··· Task data ···

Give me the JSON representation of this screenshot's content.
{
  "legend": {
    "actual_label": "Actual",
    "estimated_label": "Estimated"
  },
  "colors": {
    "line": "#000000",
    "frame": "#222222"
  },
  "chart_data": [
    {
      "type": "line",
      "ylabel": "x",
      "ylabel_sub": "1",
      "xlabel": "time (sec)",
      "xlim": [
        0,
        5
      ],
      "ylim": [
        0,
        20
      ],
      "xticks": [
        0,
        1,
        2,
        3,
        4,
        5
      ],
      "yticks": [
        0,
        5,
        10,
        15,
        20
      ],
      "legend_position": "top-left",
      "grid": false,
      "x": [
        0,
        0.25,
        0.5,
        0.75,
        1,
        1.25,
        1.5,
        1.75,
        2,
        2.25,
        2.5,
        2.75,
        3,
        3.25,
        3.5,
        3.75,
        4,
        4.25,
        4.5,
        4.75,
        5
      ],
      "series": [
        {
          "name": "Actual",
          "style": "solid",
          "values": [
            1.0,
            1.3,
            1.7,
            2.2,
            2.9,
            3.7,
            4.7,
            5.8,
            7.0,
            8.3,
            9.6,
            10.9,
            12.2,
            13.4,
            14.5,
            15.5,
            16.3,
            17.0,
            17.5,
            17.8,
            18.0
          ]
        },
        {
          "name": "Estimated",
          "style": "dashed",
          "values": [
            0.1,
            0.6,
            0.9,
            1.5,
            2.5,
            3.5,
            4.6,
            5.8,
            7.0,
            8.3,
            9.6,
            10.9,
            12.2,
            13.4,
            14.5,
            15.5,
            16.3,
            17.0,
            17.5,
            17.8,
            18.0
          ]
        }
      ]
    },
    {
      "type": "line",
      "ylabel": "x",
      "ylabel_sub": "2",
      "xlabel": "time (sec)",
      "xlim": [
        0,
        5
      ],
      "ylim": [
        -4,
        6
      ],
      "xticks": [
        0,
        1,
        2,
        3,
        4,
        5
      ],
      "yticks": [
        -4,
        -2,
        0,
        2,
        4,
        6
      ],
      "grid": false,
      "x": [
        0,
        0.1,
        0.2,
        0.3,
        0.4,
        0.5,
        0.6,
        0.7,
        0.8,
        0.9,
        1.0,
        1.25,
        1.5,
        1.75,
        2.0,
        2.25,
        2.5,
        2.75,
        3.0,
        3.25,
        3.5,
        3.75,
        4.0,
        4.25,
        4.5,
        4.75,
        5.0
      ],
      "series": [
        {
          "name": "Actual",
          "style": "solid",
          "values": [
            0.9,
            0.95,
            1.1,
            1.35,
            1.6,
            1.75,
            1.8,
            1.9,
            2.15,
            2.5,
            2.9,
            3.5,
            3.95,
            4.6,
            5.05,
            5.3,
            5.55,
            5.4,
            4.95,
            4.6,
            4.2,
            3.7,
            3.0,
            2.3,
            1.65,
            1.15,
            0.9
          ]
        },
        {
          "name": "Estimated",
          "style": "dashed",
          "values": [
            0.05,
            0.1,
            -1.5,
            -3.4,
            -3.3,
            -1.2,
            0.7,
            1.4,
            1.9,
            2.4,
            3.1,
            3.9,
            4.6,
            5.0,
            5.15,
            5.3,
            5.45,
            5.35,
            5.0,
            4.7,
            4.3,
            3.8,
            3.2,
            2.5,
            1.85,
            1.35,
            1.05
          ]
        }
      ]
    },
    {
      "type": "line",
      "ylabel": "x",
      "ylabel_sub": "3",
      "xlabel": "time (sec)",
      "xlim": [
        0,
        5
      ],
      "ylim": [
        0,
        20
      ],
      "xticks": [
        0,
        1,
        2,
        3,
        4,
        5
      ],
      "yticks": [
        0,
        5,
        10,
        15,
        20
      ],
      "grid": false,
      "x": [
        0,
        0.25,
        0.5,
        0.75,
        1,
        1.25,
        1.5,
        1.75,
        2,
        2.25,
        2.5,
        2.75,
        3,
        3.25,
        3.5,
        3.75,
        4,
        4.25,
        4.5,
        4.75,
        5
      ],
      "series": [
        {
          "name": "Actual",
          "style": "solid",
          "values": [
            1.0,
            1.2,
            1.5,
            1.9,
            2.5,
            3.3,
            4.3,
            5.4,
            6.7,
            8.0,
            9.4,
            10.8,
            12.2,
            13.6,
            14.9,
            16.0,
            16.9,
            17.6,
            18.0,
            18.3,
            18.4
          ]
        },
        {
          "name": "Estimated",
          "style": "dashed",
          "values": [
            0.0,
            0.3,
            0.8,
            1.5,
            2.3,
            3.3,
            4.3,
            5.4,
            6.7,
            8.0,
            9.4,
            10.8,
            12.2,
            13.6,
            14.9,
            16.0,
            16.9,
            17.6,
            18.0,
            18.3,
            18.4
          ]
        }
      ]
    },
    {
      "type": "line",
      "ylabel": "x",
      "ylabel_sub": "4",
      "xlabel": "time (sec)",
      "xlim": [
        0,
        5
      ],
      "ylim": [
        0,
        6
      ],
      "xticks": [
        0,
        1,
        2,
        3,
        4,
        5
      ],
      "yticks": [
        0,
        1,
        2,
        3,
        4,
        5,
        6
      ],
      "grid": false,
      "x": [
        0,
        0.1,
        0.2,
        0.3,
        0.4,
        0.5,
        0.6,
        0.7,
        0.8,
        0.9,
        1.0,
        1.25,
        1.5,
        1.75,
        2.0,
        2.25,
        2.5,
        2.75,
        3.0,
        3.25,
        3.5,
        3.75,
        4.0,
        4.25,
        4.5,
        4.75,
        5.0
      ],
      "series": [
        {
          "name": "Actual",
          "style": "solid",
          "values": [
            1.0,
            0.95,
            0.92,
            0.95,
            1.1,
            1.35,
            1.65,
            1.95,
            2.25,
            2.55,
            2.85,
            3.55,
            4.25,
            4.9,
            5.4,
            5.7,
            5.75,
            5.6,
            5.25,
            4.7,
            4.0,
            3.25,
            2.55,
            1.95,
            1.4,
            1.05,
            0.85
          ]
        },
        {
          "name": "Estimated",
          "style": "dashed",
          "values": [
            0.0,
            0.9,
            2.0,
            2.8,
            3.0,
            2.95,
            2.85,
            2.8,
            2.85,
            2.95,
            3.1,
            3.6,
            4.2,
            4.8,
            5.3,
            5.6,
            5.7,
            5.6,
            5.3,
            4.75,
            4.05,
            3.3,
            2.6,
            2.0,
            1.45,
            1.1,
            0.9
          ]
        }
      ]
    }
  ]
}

···

### Problem to work on
Each record above should be output again exactly.

### Response for this exercise
Give me the JSON representation of this screenshot's content.
{
  "legend": {
    "actual_label": "Actual",
    "estimated_label": "Estimated"
  },
  "colors": {
    "line": "#000000",
    "frame": "#222222"
  },
  "chart_data": [
    {
      "type": "line",
      "ylabel": "x",
      "ylabel_sub": "1",
      "xlabel": "time (sec)",
      "xlim": [
        0,
        5
      ],
      "ylim": [
        0,
        20
      ],
      "xticks": [
        0,
        1,
        2,
        3,
        4,
        5
      ],
      "yticks": [
        0,
        5,
        10,
        15,
        20
      ],
      "legend_position": "top-left",
      "grid": false,
      "x": [
        0,
        0.25,
        0.5,
        0.75,
        1,
        1.25,
        1.5,
        1.75,
        2,
        2.25,
        2.5,
        2.75,
        3,
        3.25,
        3.5,
        3.75,
        4,
        4.25,
        4.5,
        4.75,
        5
      ],
      "series": [
        {
          "name": "Actual",
          "style": "solid",
          "values": [
            1.0,
            1.3,
            1.7,
            2.2,
            2.9,
            3.7,
            4.7,
            5.8,
            7.0,
            8.3,
            9.6,
            10.9,
            12.2,
            13.4,
            14.5,
            15.5,
            16.3,
            17.0,
            17.5,
            17.8,
            18.0
          ]
        },
        {
          "name": "Estimated",
          "style": "dashed",
          "values": [
            0.1,
            0.6,
            0.9,
            1.5,
            2.5,
            3.5,
            4.6,
            5.8,
            7.0,
            8.3,
            9.6,
            10.9,
            12.2,
            13.4,
            14.5,
            15.5,
            16.3,
            17.0,
            17.5,
            17.8,
            18.0
          ]
        }
      ]
    },
    {
      "type": "line",
      "ylabel": "x",
      "ylabel_sub": "2",
      "xlabel": "time (sec)",
      "xlim": [
        0,
        5
      ],
      "ylim": [
        -4,
        6
      ],
      "xticks": [
        0,
        1,
        2,
        3,
        4,
        5
      ],
      "yticks": [
        -4,
        -2,
        0,
        2,
        4,
        6
      ],
      "grid": false,
      "x": [
        0,
        0.1,
        0.2,
        0.3,
        0.4,
        0.5,
        0.6,
        0.7,
        0.8,
        0.9,
        1.0,
        1.25,
        1.5,
        1.75,
        2.0,
        2.25,
        2.5,
        2.75,
        3.0,
        3.25,
        3.5,
        3.75,
        4.0,
        4.25,
        4.5,
        4.75,
        5.0
      ],
      "series": [
        {
          "name": "Actual",
          "style": "solid",
          "values": [
            0.9,
            0.95,
            1.1,
            1.35,
            1.6,
            1.75,
            1.8,
            1.9,
            2.15,
            2.5,
            2.9,
            3.5,
            3.95,
            4.6,
            5.05,
            5.3,
            5.55,
            5.4,
            4.95,
            4.6,
            4.2,
            3.7,
            3.0,
            2.3,
            1.65,
            1.15,
            0.9
          ]
        },
        {
          "name": "Estimated",
          "style": "dashed",
          "values": [
            0.05,
            0.1,
            -1.5,
            -3.4,
            -3.3,
            -1.2,
            0.7,
            1.4,
            1.9,
            2.4,
            3.1,
            3.9,
            4.6,
            5.0,
            5.15,
            5.3,
            5.45,
            5.35,
            5.0,
            4.7,
            4.3,
            3.8,
            3.2,
            2.5,
            1.85,
            1.35,
            1.05
          ]
        }
      ]
    },
    {
      "type": "line",
      "ylabel": "x",
      "ylabel_sub": "3",
      "xlabel": "time (sec)",
      "xlim": [
        0,
        5
      ],
      "ylim": [
        0,
        20
      ],
      "xticks": [
        0,
        1,
        2,
        3,
        4,
        5
      ],
      "yticks": [
        0,
        5,
        10,
        15,
        20
      ],
      "grid": false,
      "x": [
        0,
        0.25,
        0.5,
        0.75,
        1,
        1.25,
        1.5,
        1.75,
        2,
        2.25,
        2.5,
        2.75,
        3,
        3.25,
        3.5,
        3.75,
        4,
        4.25,
        4.5,
        4.75,
        5
      ],
      "series": [
        {
          "name": "Actual",
          "style": "solid",
          "values": [
            1.0,
            1.2,
            1.5,
            1.9,
            2.5,
            3.3,
            4.3,
            5.4,
            6.7,
            8.0,
            9.4,
            10.8,
            12.2,
            13.6,
            14.9,
            16.0,
            16.9,
            17.6,
            18.0,
            18.3,
            18.4
          ]
        },
        {
          "name": "Estimated",
          "style": "dashed",
          "values": [
            0.0,
            0.3,
            0.8,
            1.5,
            2.3,
            3.3,
            4.3,
            5.4,
            6.7,
            8.0,
            9.4,
            10.8,
            12.2,
            13.6,
            14.9,
            16.0,
            16.9,
            17.6,
            18.0,
            18.3,
            18.4
          ]
        }
      ]
    },
    {
      "type": "line",
      "ylabel": "x",
      "ylabel_sub": "4",
      "xlabel": "time (sec)",
      "xlim": [
        0,
        5
      ],
      "ylim": [
        0,
        6
      ],
      "xticks": [
        0,
        1,
        2,
        3,
        4,
        5
      ],
      "yticks": [
        0,
        1,
        2,
        3,
        4,
        5,
        6
      ],
      "grid": false,
      "x": [
        0,
        0.1,
        0.2,
        0.3,
        0.4,
        0.5,
        0.6,
        0.7,
        0.8,
        0.9,
        1.0,
        1.25,
        1.5,
        1.75,
        2.0,
        2.25,
        2.5,
        2.75,
        3.0,
        3.25,
        3.5,
        3.75,
        4.0,
        4.25,
        4.5,
        4.75,
        5.0
      ],
      "series": [
        {
          "name": "Actual",
          "style": "solid",
          "values": [
            1.0,
            0.95,
            0.92,
            0.95,
            1.1,
            1.35,
            1.65,
            1.95,
            2.25,
            2.55,
            2.85,
            3.55,
            4.25,
            4.9,
            5.4,
            5.7,
            5.75,
            5.6,
            5.25,
            4.7,
            4.0,
            3.25,
            2.55,
            1.95,
            1.4,
            1.05,
            0.85
          ]
        },
        {
          "name": "Estimated",
          "style": "dashed",
          "values": [
            0.0,
            0.9,
            2.0,
            2.8,
            3.0,
            2.95,
            2.85,
            2.8,
            2.85,
            2.95,
            3.1,
            3.6,
            4.2,
            4.8,
            5.3,
            5.6,
            5.7,
            5.6,
            5.3,
            4.75,
            4.05,
            3.3,
            2.6,
            2.0,
            1.45,
            1.1,
            0.9
          ]
        }
      ]
    }
  ]
}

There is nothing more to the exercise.